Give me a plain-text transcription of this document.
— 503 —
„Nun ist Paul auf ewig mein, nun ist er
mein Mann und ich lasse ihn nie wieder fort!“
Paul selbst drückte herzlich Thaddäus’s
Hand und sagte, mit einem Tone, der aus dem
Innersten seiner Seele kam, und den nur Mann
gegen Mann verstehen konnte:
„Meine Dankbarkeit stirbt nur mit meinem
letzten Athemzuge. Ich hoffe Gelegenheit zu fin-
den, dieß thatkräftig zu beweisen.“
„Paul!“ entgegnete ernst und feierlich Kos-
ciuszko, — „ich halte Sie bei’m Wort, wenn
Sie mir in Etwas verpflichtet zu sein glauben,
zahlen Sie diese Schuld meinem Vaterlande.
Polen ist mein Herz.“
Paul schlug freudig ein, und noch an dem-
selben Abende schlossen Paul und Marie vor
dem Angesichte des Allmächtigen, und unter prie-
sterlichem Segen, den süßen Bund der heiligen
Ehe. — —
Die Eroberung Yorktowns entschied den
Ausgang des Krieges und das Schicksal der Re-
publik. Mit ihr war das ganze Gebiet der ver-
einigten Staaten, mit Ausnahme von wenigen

====

■ **Written problem**
Write only the number of lines in the data above that include "Mann".

■ **Output below**
3